(Data entries)

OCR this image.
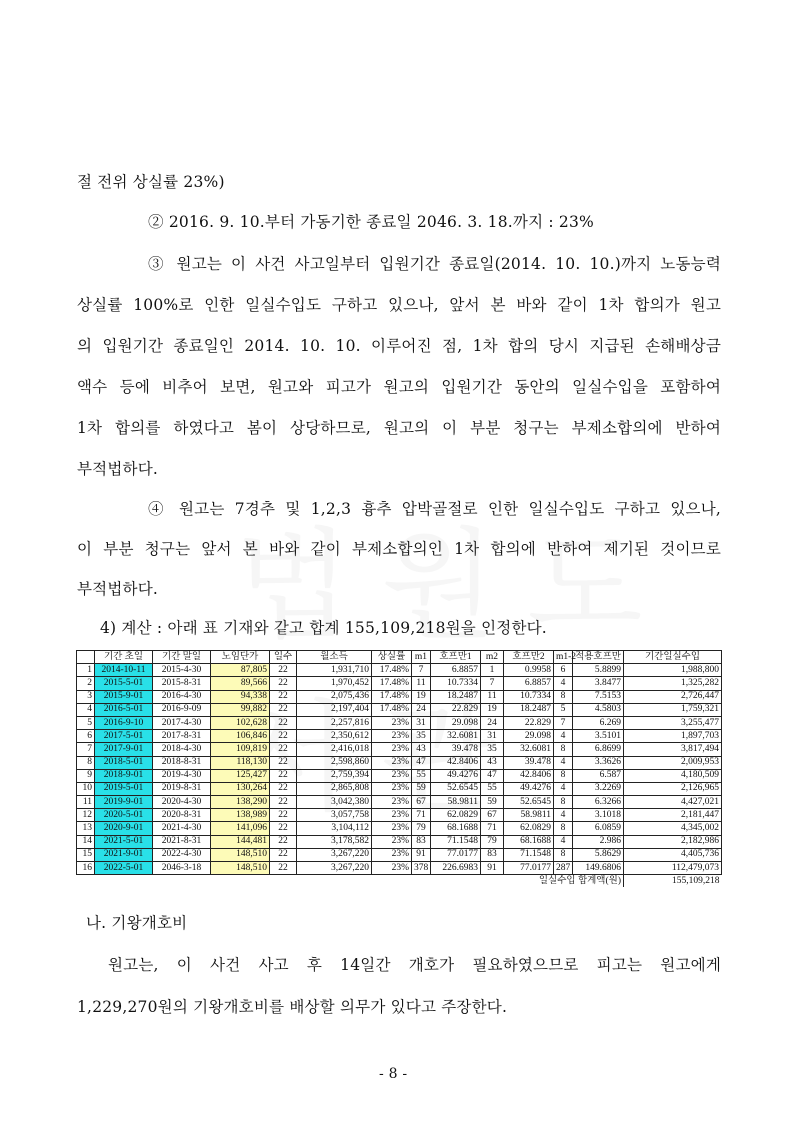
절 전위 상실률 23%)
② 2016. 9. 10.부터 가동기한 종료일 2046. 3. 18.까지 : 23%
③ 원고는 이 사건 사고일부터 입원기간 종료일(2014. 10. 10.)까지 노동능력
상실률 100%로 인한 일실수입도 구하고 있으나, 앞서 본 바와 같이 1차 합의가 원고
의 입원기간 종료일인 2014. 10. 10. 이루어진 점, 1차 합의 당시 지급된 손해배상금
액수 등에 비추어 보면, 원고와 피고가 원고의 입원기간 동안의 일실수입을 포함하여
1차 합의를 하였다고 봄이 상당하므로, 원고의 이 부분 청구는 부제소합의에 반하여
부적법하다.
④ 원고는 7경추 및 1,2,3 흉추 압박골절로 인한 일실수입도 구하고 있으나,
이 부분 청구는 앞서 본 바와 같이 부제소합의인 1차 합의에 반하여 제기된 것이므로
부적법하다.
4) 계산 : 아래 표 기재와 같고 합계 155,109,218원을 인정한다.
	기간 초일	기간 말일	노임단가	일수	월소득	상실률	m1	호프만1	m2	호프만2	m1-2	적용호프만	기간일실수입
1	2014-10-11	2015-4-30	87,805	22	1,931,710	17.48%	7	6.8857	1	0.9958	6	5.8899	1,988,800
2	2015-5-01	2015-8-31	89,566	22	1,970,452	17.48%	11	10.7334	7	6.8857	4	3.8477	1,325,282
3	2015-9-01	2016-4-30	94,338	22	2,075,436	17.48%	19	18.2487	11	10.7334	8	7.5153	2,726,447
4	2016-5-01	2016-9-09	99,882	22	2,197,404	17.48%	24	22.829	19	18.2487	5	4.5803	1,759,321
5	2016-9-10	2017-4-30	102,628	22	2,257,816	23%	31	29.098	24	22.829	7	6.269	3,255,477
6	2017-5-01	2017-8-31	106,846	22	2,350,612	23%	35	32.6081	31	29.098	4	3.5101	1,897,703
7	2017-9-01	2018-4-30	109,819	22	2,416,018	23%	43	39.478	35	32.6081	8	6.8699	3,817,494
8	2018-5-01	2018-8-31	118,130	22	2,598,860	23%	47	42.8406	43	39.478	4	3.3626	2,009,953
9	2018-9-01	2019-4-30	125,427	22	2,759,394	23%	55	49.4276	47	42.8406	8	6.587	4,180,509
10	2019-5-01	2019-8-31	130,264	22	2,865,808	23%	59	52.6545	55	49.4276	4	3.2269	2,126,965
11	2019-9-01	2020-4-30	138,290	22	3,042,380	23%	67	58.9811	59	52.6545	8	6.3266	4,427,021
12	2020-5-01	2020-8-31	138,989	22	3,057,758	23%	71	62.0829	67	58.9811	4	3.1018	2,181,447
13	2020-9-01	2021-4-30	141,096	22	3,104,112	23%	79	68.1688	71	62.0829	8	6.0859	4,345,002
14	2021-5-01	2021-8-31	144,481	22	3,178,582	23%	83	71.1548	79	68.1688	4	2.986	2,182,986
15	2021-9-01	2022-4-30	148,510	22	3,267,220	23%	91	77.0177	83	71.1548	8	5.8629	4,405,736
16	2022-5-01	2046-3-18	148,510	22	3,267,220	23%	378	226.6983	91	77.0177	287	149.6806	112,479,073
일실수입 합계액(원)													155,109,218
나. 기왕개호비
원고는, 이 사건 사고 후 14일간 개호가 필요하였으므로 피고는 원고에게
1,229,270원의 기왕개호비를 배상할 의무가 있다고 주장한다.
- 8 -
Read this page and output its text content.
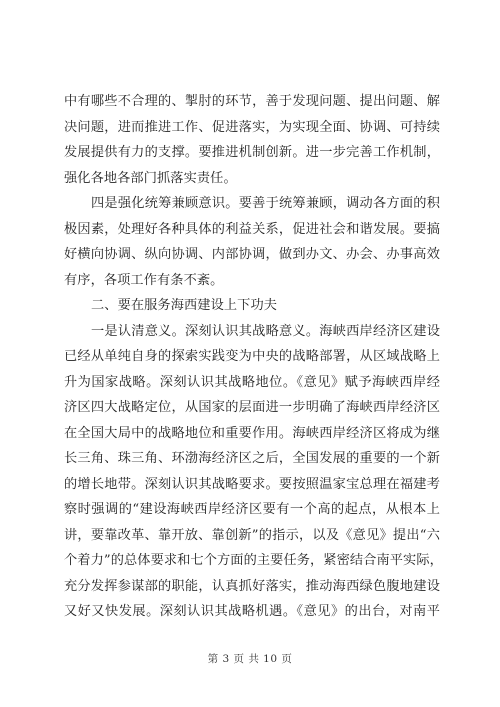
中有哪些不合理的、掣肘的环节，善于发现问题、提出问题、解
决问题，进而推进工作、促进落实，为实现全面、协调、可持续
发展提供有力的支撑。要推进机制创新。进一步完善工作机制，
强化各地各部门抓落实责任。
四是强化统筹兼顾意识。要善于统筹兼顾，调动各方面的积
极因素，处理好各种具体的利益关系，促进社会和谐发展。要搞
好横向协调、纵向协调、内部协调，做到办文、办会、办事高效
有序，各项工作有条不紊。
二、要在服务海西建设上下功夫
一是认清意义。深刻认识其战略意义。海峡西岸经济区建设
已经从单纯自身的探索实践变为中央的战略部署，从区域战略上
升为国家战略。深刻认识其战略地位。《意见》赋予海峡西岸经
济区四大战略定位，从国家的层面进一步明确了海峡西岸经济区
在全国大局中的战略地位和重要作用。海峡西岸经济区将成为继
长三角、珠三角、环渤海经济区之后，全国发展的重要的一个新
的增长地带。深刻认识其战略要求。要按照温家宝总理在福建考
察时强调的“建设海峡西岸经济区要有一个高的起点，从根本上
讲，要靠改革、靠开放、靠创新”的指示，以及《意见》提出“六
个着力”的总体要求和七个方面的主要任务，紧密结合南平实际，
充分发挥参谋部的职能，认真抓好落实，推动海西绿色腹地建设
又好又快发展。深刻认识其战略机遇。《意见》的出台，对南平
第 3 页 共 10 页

Your goal
Give an exact reproduction of every line, leaving out any picture.

Exercise output
OCR this image.
절 전위 상실률 23%)
② 2016. 9. 10.부터 가동기한 종료일 2046. 3. 18.까지 : 23%
③ 원고는 이 사건 사고일부터 입원기간 종료일(2014. 10. 10.)까지 노동능력
상실률 100%로 인한 일실수입도 구하고 있으나, 앞서 본 바와 같이 1차 합의가 원고
의 입원기간 종료일인 2014. 10. 10. 이루어진 점, 1차 합의 당시 지급된 손해배상금
액수 등에 비추어 보면, 원고와 피고가 원고의 입원기간 동안의 일실수입을 포함하여
1차 합의를 하였다고 봄이 상당하므로, 원고의 이 부분 청구는 부제소합의에 반하여
부적법하다.
④ 원고는 7경추 및 1,2,3 흉추 압박골절로 인한 일실수입도 구하고 있으나,
이 부분 청구는 앞서 본 바와 같이 부제소합의인 1차 합의에 반하여 제기된 것이므로
부적법하다.
4) 계산 : 아래 표 기재와 같고 합계 155,109,218원을 인정한다.
	기간 초일	기간 말일	노임단가	일수	월소득	상실률	m1	호프만1	m2	호프만2	m1-2	적용호프만	기간일실수입
1	2014-10-11	2015-4-30	87,805	22	1,931,710	17.48%	7	6.8857	1	0.9958	6	5.8899	1,988,800
2	2015-5-01	2015-8-31	89,566	22	1,970,452	17.48%	11	10.7334	7	6.8857	4	3.8477	1,325,282
3	2015-9-01	2016-4-30	94,338	22	2,075,436	17.48%	19	18.2487	11	10.7334	8	7.5153	2,726,447
4	2016-5-01	2016-9-09	99,882	22	2,197,404	17.48%	24	22.829	19	18.2487	5	4.5803	1,759,321
5	2016-9-10	2017-4-30	102,628	22	2,257,816	23%	31	29.098	24	22.829	7	6.269	3,255,477
6	2017-5-01	2017-8-31	106,846	22	2,350,612	23%	35	32.6081	31	29.098	4	3.5101	1,897,703
7	2017-9-01	2018-4-30	109,819	22	2,416,018	23%	43	39.478	35	32.6081	8	6.8699	3,817,494
8	2018-5-01	2018-8-31	118,130	22	2,598,860	23%	47	42.8406	43	39.478	4	3.3626	2,009,953
9	2018-9-01	2019-4-30	125,427	22	2,759,394	23%	55	49.4276	47	42.8406	8	6.587	4,180,509
10	2019-5-01	2019-8-31	130,264	22	2,865,808	23%	59	52.6545	55	49.4276	4	3.2269	2,126,965
11	2019-9-01	2020-4-30	138,290	22	3,042,380	23%	67	58.9811	59	52.6545	8	6.3266	4,427,021
12	2020-5-01	2020-8-31	138,989	22	3,057,758	23%	71	62.0829	67	58.9811	4	3.1018	2,181,447
13	2020-9-01	2021-4-30	141,096	22	3,104,112	23%	79	68.1688	71	62.0829	8	6.0859	4,345,002
14	2021-5-01	2021-8-31	144,481	22	3,178,582	23%	83	71.1548	79	68.1688	4	2.986	2,182,986
15	2021-9-01	2022-4-30	148,510	22	3,267,220	23%	91	77.0177	83	71.1548	8	5.8629	4,405,736
16	2022-5-01	2046-3-18	148,510	22	3,267,220	23%	378	226.6983	91	77.0177	287	149.6806	112,479,073
일실수입 합계액(원)													155,109,218
나. 기왕개호비
원고는, 이 사건 사고 후 14일간 개호가 필요하였으므로 피고는 원고에게
1,229,270원의 기왕개호비를 배상할 의무가 있다고 주장한다.
- 8 -
Read this page and output its text content.
中有哪些不合理的、掣肘的环节，善于发现问题、提出问题、解
决问题，进而推进工作、促进落实，为实现全面、协调、可持续
发展提供有力的支撑。要推进机制创新。进一步完善工作机制，
强化各地各部门抓落实责任。
四是强化统筹兼顾意识。要善于统筹兼顾，调动各方面的积
极因素，处理好各种具体的利益关系，促进社会和谐发展。要搞
好横向协调、纵向协调、内部协调，做到办文、办会、办事高效
有序，各项工作有条不紊。
二、要在服务海西建设上下功夫
一是认清意义。深刻认识其战略意义。海峡西岸经济区建设
已经从单纯自身的探索实践变为中央的战略部署，从区域战略上
升为国家战略。深刻认识其战略地位。《意见》赋予海峡西岸经
济区四大战略定位，从国家的层面进一步明确了海峡西岸经济区
在全国大局中的战略地位和重要作用。海峡西岸经济区将成为继
长三角、珠三角、环渤海经济区之后，全国发展的重要的一个新
的增长地带。深刻认识其战略要求。要按照温家宝总理在福建考
察时强调的“建设海峡西岸经济区要有一个高的起点，从根本上
讲，要靠改革、靠开放、靠创新”的指示，以及《意见》提出“六
个着力”的总体要求和七个方面的主要任务，紧密结合南平实际，
充分发挥参谋部的职能，认真抓好落实，推动海西绿色腹地建设
又好又快发展。深刻认识其战略机遇。《意见》的出台，对南平
第 3 页 共 10 页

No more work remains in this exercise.